* Task: Extract each line where the string "title" shows up.

BEGIN Records for the exercise

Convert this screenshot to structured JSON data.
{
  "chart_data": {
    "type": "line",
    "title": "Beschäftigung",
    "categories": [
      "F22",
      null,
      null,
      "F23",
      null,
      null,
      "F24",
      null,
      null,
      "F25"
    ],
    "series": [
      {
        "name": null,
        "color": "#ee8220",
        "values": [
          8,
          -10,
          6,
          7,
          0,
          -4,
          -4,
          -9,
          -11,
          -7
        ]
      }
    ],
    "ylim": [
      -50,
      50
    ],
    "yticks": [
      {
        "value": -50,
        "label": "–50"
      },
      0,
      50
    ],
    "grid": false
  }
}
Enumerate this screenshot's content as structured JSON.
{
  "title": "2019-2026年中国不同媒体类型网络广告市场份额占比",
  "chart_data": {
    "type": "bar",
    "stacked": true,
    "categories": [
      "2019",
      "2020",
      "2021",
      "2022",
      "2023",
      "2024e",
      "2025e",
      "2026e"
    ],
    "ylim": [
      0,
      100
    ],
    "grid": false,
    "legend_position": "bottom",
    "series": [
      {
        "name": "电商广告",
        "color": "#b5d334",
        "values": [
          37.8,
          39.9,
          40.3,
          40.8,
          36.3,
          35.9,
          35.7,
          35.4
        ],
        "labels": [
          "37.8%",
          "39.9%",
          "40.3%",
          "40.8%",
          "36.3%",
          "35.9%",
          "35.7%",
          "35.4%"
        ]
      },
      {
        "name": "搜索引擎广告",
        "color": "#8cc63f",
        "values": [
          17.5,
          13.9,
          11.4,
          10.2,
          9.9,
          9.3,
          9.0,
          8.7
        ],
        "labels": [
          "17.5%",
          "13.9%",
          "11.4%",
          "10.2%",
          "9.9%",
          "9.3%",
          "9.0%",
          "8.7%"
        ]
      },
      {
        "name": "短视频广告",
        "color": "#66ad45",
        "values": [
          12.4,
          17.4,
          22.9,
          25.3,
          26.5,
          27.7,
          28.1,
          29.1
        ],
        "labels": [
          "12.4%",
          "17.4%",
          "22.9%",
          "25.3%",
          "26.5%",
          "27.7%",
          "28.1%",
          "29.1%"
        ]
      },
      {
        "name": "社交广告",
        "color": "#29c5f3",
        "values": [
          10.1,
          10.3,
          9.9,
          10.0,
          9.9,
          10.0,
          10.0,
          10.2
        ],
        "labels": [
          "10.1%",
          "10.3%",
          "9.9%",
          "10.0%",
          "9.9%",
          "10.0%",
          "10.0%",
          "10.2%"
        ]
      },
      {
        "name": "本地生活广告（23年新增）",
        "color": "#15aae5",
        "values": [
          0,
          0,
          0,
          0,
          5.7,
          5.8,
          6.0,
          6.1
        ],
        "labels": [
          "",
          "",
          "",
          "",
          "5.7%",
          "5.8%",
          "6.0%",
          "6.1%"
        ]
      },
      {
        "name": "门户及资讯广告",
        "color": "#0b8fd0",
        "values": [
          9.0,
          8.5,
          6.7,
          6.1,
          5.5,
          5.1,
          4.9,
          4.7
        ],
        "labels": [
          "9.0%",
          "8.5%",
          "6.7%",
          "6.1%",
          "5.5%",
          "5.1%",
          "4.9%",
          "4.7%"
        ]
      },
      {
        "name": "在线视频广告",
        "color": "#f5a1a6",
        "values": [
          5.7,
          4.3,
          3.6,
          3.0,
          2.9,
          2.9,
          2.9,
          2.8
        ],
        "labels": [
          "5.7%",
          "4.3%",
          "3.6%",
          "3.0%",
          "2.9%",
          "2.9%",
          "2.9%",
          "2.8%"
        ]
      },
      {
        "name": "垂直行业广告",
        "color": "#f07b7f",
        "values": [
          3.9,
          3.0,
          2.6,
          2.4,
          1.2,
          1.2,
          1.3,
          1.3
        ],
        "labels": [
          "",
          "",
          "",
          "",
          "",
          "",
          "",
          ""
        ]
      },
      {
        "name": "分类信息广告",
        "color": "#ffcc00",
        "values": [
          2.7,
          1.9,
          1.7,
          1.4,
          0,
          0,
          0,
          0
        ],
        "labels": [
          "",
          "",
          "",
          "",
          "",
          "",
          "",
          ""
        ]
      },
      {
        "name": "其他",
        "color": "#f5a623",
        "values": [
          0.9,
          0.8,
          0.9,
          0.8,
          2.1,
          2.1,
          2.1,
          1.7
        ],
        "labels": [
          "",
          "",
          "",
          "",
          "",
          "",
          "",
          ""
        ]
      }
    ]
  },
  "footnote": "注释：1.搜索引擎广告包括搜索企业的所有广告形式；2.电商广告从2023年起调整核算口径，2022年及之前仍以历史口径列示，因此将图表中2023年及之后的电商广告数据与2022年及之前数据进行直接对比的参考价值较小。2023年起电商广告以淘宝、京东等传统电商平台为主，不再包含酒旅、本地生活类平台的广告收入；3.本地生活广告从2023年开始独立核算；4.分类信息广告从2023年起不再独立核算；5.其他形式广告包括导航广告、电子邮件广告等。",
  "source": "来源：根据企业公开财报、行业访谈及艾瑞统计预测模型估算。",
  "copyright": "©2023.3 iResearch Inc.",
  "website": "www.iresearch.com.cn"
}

END Records for the exercise

* Task response:
    "title": "Beschäftigung",
  "title": "2019-2026年中国不同媒体类型网络广告市场份额占比",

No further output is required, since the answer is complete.